[Task to complete] Tally the lines of the listing that contain the string "type". Give the number and nothing else.

┄┄┄┄┄┄┄┄┄┄

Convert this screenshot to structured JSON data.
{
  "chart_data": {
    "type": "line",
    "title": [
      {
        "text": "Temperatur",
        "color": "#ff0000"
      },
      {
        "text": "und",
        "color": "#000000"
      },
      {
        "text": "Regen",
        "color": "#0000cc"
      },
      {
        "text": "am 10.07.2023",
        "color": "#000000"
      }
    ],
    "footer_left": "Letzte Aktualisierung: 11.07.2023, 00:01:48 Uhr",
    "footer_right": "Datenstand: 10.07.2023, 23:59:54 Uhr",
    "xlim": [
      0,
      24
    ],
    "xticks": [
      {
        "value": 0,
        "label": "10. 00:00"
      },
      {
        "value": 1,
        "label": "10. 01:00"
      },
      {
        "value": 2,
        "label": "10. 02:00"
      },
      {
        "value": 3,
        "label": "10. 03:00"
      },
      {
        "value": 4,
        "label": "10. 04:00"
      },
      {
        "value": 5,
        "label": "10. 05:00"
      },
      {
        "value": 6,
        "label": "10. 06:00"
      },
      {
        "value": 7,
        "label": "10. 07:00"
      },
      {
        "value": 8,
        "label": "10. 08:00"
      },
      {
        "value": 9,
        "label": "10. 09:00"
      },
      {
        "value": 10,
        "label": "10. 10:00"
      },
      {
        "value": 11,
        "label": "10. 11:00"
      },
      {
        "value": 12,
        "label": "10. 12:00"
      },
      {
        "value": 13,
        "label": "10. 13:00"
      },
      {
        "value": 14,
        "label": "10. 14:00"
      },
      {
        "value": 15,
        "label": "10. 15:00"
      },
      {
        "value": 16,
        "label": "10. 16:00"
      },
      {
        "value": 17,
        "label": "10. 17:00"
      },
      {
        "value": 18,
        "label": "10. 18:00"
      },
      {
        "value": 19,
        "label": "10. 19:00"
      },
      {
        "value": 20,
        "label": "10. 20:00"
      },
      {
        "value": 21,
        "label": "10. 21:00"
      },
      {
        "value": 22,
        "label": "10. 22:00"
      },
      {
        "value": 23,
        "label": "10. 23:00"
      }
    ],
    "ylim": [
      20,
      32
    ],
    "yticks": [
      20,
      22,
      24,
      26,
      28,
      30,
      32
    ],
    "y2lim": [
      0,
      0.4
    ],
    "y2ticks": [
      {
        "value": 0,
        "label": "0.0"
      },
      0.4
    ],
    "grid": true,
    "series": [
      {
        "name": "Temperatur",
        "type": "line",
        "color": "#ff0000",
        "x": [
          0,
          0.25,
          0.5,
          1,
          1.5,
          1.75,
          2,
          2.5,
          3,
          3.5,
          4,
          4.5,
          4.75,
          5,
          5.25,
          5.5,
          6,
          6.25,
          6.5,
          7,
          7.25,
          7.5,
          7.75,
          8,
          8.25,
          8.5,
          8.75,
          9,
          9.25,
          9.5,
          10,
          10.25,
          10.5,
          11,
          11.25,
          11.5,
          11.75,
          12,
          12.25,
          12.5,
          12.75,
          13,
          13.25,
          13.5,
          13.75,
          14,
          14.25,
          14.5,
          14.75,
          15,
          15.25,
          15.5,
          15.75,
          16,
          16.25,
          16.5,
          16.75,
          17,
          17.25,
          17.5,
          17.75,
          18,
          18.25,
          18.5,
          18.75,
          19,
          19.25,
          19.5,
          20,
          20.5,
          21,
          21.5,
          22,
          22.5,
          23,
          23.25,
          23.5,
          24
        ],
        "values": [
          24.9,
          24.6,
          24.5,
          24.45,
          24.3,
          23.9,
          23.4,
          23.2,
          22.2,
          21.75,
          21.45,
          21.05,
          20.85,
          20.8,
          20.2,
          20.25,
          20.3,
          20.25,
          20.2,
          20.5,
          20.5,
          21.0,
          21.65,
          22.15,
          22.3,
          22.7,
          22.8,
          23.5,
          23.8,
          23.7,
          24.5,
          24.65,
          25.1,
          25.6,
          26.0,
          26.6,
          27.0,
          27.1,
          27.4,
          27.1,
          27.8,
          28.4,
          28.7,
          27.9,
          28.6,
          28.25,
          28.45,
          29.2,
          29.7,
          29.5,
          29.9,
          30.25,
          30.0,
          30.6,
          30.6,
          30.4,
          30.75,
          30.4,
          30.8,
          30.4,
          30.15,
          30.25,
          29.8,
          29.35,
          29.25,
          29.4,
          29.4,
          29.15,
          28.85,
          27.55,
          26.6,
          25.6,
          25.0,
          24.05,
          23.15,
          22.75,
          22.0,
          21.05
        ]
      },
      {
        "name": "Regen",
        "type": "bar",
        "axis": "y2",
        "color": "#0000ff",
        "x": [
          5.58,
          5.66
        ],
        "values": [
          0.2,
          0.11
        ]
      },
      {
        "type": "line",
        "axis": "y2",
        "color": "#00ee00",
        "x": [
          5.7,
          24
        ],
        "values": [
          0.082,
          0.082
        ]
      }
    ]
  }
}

┄┄┄┄┄┄┄┄┄┄

[Response for this exercise] 4